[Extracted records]

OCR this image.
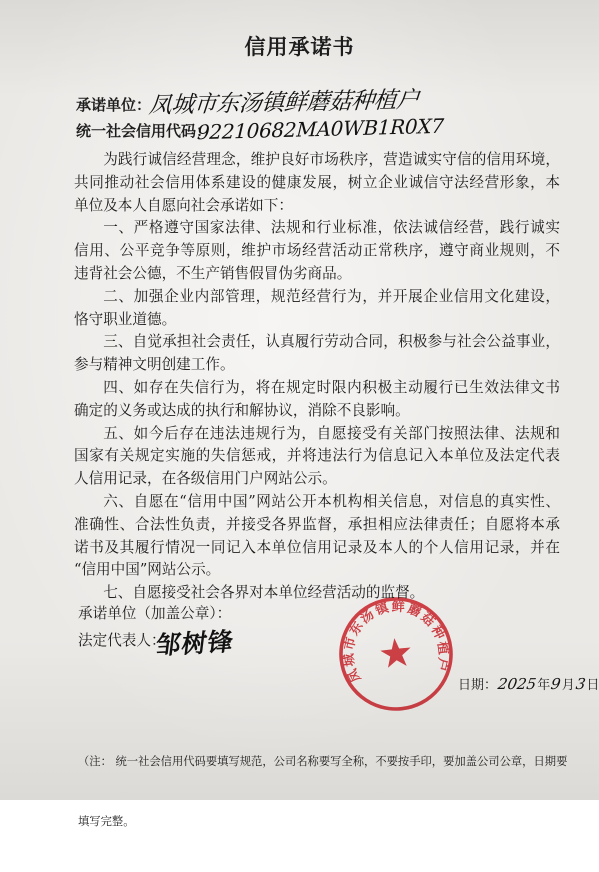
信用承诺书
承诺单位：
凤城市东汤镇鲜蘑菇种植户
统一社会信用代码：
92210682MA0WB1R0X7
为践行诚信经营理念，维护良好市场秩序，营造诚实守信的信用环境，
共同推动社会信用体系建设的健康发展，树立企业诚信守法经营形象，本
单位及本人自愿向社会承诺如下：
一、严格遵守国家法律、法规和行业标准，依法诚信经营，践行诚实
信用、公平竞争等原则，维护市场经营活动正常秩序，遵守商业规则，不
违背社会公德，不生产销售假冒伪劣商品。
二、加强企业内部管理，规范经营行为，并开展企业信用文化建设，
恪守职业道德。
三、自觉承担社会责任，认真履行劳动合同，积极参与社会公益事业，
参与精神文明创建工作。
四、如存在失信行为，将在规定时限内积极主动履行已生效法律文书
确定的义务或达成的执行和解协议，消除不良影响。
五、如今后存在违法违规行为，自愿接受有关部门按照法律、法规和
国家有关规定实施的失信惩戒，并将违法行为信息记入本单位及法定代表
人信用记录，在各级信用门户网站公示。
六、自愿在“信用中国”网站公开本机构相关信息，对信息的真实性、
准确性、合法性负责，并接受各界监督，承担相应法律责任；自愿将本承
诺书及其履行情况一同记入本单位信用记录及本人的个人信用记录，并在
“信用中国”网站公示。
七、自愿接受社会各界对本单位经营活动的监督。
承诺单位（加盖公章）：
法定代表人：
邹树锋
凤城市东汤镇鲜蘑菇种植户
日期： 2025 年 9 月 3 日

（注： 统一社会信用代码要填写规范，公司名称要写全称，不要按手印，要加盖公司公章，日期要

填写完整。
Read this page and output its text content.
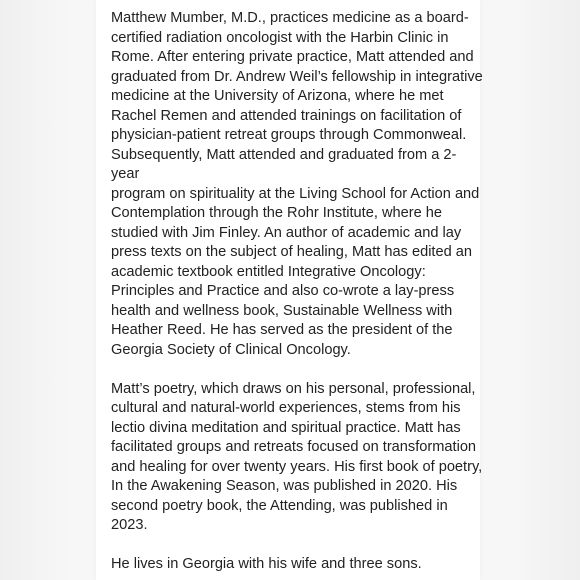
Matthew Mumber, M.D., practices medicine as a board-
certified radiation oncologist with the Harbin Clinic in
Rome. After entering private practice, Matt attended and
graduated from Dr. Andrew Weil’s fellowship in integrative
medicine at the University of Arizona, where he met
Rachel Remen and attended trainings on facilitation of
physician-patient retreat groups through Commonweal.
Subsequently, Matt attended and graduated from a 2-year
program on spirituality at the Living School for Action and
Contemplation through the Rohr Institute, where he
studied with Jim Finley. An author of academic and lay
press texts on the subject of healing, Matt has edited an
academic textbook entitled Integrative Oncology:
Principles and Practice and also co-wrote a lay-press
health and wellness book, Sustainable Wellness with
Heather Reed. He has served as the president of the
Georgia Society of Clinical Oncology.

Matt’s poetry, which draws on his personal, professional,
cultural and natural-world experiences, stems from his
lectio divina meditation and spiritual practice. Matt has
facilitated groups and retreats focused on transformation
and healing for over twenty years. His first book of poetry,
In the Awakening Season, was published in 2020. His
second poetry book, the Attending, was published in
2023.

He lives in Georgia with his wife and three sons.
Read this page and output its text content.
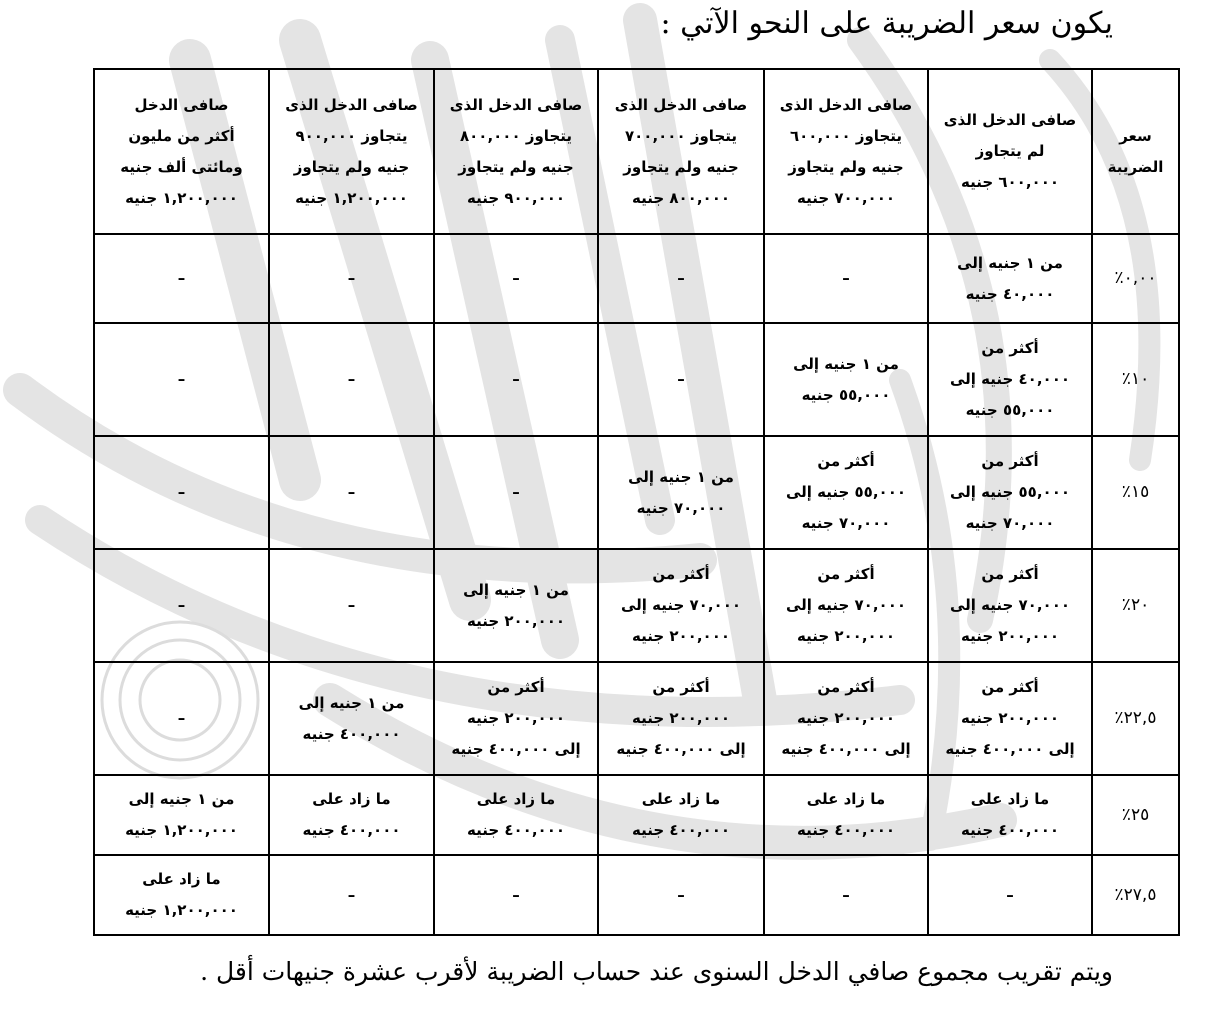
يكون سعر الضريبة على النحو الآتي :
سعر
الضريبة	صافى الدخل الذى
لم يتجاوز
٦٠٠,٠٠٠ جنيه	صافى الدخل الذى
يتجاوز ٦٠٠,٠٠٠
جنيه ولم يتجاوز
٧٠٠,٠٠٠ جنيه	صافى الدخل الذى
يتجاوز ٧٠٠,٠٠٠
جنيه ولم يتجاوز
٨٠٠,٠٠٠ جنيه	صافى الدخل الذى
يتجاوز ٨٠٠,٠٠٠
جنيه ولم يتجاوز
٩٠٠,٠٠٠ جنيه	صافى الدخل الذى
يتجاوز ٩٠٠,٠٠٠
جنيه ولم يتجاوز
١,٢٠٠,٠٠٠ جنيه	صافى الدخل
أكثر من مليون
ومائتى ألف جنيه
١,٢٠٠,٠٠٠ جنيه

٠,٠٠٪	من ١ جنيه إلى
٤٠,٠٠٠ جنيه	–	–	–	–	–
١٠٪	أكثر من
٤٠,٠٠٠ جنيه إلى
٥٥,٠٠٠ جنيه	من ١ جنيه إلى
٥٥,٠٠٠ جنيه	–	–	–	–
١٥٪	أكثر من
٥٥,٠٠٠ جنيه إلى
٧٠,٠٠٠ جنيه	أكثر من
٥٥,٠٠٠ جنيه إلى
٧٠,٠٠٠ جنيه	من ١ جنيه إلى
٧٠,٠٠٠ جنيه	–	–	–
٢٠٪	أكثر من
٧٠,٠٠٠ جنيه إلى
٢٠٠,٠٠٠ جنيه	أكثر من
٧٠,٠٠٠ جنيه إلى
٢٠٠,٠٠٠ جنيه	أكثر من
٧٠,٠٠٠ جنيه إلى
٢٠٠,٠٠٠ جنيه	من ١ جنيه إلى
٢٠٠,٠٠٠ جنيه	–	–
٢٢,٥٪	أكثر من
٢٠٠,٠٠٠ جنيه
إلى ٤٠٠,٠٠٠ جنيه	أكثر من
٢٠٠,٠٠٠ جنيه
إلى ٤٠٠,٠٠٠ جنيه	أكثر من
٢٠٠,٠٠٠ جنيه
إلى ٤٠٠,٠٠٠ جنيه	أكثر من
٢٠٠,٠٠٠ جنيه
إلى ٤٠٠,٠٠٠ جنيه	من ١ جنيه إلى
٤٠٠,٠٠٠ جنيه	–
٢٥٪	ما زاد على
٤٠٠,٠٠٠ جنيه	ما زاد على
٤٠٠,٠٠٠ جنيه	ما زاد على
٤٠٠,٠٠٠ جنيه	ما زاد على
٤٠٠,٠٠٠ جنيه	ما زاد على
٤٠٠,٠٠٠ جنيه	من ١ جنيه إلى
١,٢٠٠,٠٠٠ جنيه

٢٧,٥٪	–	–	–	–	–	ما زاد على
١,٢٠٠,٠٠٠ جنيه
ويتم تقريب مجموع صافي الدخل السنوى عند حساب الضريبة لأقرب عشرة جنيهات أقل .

> [GOAL]
Except for the pictures, copy every line of the records above exactly.

> [ANSWER TO THIS PROBLEM]
OCR this image.
信用承诺书
承诺单位：
凤城市东汤镇鲜蘑菇种植户
统一社会信用代码：
92210682MA0WB1R0X7
为践行诚信经营理念，维护良好市场秩序，营造诚实守信的信用环境，
共同推动社会信用体系建设的健康发展，树立企业诚信守法经营形象，本
单位及本人自愿向社会承诺如下：
一、严格遵守国家法律、法规和行业标准，依法诚信经营，践行诚实
信用、公平竞争等原则，维护市场经营活动正常秩序，遵守商业规则，不
违背社会公德，不生产销售假冒伪劣商品。
二、加强企业内部管理，规范经营行为，并开展企业信用文化建设，
恪守职业道德。
三、自觉承担社会责任，认真履行劳动合同，积极参与社会公益事业，
参与精神文明创建工作。
四、如存在失信行为，将在规定时限内积极主动履行已生效法律文书
确定的义务或达成的执行和解协议，消除不良影响。
五、如今后存在违法违规行为，自愿接受有关部门按照法律、法规和
国家有关规定实施的失信惩戒，并将违法行为信息记入本单位及法定代表
人信用记录，在各级信用门户网站公示。
六、自愿在“信用中国”网站公开本机构相关信息，对信息的真实性、
准确性、合法性负责，并接受各界监督，承担相应法律责任；自愿将本承
诺书及其履行情况一同记入本单位信用记录及本人的个人信用记录，并在
“信用中国”网站公示。
七、自愿接受社会各界对本单位经营活动的监督。
承诺单位（加盖公章）：
法定代表人：
邹树锋
凤城市东汤镇鲜蘑菇种植户
日期： 2025 年 9 月 3 日

（注： 统一社会信用代码要填写规范，公司名称要写全称，不要按手印，要加盖公司公章，日期要

填写完整。
Read this page and output its text content.
Matthew Mumber, M.D., practices medicine as a board-
certified radiation oncologist with the Harbin Clinic in
Rome. After entering private practice, Matt attended and
graduated from Dr. Andrew Weil’s fellowship in integrative
medicine at the University of Arizona, where he met
Rachel Remen and attended trainings on facilitation of
physician-patient retreat groups through Commonweal.
Subsequently, Matt attended and graduated from a 2-year
program on spirituality at the Living School for Action and
Contemplation through the Rohr Institute, where he
studied with Jim Finley. An author of academic and lay
press texts on the subject of healing, Matt has edited an
academic textbook entitled Integrative Oncology:
Principles and Practice and also co-wrote a lay-press
health and wellness book, Sustainable Wellness with
Heather Reed. He has served as the president of the
Georgia Society of Clinical Oncology.

Matt’s poetry, which draws on his personal, professional,
cultural and natural-world experiences, stems from his
lectio divina meditation and spiritual practice. Matt has
facilitated groups and retreats focused on transformation
and healing for over twenty years. His first book of poetry,
In the Awakening Season, was published in 2020. His
second poetry book, the Attending, was published in
2023.

He lives in Georgia with his wife and three sons.
Read this page and output its text content.
يكون سعر الضريبة على النحو الآتي :
سعر
الضريبة	صافى الدخل الذى
لم يتجاوز
٦٠٠,٠٠٠ جنيه	صافى الدخل الذى
يتجاوز ٦٠٠,٠٠٠
جنيه ولم يتجاوز
٧٠٠,٠٠٠ جنيه	صافى الدخل الذى
يتجاوز ٧٠٠,٠٠٠
جنيه ولم يتجاوز
٨٠٠,٠٠٠ جنيه	صافى الدخل الذى
يتجاوز ٨٠٠,٠٠٠
جنيه ولم يتجاوز
٩٠٠,٠٠٠ جنيه	صافى الدخل الذى
يتجاوز ٩٠٠,٠٠٠
جنيه ولم يتجاوز
١,٢٠٠,٠٠٠ جنيه	صافى الدخل
أكثر من مليون
ومائتى ألف جنيه
١,٢٠٠,٠٠٠ جنيه

٠,٠٠٪	من ١ جنيه إلى
٤٠,٠٠٠ جنيه	–	–	–	–	–
١٠٪	أكثر من
٤٠,٠٠٠ جنيه إلى
٥٥,٠٠٠ جنيه	من ١ جنيه إلى
٥٥,٠٠٠ جنيه	–	–	–	–
١٥٪	أكثر من
٥٥,٠٠٠ جنيه إلى
٧٠,٠٠٠ جنيه	أكثر من
٥٥,٠٠٠ جنيه إلى
٧٠,٠٠٠ جنيه	من ١ جنيه إلى
٧٠,٠٠٠ جنيه	–	–	–
٢٠٪	أكثر من
٧٠,٠٠٠ جنيه إلى
٢٠٠,٠٠٠ جنيه	أكثر من
٧٠,٠٠٠ جنيه إلى
٢٠٠,٠٠٠ جنيه	أكثر من
٧٠,٠٠٠ جنيه إلى
٢٠٠,٠٠٠ جنيه	من ١ جنيه إلى
٢٠٠,٠٠٠ جنيه	–	–
٢٢,٥٪	أكثر من
٢٠٠,٠٠٠ جنيه
إلى ٤٠٠,٠٠٠ جنيه	أكثر من
٢٠٠,٠٠٠ جنيه
إلى ٤٠٠,٠٠٠ جنيه	أكثر من
٢٠٠,٠٠٠ جنيه
إلى ٤٠٠,٠٠٠ جنيه	أكثر من
٢٠٠,٠٠٠ جنيه
إلى ٤٠٠,٠٠٠ جنيه	من ١ جنيه إلى
٤٠٠,٠٠٠ جنيه	–
٢٥٪	ما زاد على
٤٠٠,٠٠٠ جنيه	ما زاد على
٤٠٠,٠٠٠ جنيه	ما زاد على
٤٠٠,٠٠٠ جنيه	ما زاد على
٤٠٠,٠٠٠ جنيه	ما زاد على
٤٠٠,٠٠٠ جنيه	من ١ جنيه إلى
١,٢٠٠,٠٠٠ جنيه

٢٧,٥٪	–	–	–	–	–	ما زاد على
١,٢٠٠,٠٠٠ جنيه
ويتم تقريب مجموع صافي الدخل السنوى عند حساب الضريبة لأقرب عشرة جنيهات أقل .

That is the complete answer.